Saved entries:
=======
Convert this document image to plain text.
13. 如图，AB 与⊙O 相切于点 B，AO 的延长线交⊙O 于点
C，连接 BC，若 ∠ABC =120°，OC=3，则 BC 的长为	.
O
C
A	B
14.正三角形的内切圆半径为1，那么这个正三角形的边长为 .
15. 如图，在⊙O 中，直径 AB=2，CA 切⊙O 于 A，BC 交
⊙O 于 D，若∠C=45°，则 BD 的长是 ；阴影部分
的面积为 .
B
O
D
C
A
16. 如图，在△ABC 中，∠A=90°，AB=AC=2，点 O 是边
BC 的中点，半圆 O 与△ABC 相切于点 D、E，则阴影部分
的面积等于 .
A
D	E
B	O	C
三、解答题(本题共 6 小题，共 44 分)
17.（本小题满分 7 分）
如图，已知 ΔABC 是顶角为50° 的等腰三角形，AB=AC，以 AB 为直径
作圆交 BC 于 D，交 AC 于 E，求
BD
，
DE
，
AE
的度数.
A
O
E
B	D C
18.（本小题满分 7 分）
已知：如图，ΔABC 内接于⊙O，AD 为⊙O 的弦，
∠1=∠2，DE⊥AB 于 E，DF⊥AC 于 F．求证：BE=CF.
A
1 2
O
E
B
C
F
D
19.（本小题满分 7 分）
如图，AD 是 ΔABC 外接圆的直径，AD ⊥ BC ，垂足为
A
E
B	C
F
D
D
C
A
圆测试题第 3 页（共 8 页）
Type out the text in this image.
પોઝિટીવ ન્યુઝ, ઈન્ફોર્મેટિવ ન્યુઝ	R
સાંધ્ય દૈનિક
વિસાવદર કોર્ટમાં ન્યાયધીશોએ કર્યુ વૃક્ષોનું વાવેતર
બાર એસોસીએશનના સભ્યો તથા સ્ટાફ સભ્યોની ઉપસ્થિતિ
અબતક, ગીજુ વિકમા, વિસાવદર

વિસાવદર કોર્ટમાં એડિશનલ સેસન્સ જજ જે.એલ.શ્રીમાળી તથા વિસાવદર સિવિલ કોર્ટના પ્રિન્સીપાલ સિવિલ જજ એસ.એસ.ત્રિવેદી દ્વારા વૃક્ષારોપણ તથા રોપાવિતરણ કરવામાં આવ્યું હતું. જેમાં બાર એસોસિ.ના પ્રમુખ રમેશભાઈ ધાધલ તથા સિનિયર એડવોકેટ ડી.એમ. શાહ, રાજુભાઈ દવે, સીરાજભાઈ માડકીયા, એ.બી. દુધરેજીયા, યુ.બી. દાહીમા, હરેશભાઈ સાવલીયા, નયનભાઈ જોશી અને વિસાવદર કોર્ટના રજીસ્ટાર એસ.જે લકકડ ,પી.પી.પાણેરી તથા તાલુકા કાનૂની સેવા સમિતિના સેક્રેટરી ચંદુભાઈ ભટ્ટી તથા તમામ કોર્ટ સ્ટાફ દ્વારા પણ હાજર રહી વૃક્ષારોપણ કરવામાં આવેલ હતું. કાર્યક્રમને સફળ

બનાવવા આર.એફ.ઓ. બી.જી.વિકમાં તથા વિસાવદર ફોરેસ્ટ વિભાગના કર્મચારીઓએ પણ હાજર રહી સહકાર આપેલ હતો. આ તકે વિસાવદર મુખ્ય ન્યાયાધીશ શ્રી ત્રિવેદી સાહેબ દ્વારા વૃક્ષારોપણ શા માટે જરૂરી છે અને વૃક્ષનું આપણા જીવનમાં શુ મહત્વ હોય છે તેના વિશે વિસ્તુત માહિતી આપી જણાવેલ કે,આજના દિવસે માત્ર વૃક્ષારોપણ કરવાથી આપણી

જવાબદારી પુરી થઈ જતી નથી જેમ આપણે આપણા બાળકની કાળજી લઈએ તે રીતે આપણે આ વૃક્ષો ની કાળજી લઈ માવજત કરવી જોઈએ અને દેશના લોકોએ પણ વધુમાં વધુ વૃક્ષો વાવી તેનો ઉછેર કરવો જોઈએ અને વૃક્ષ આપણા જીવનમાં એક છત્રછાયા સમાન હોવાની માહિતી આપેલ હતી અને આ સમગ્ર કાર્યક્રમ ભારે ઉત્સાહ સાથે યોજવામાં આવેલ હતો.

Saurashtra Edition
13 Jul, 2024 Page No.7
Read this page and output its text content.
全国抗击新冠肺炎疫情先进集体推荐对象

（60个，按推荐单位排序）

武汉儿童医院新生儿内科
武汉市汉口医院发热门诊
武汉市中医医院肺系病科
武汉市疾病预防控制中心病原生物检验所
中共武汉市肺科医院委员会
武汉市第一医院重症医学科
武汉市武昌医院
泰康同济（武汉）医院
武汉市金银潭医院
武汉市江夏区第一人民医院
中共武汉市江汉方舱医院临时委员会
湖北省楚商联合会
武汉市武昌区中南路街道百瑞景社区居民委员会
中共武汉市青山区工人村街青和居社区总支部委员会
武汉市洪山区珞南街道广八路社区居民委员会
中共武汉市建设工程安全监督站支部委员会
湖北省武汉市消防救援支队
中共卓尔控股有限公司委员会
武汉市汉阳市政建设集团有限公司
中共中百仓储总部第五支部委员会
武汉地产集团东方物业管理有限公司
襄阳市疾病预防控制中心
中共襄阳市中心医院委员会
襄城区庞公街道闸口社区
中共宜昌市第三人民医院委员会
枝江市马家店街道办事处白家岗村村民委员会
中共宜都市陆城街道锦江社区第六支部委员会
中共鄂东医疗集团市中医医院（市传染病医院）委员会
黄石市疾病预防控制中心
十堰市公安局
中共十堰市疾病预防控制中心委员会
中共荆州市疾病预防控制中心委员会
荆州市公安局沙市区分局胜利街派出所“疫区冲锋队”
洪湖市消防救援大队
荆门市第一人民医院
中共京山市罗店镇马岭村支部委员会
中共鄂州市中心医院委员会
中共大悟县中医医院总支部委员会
=======
The request >>
Gather all the lines that include the word "image" and copy them out.

Result of the exercise >>
Convert this document image to plain text.
Type out the text in this image.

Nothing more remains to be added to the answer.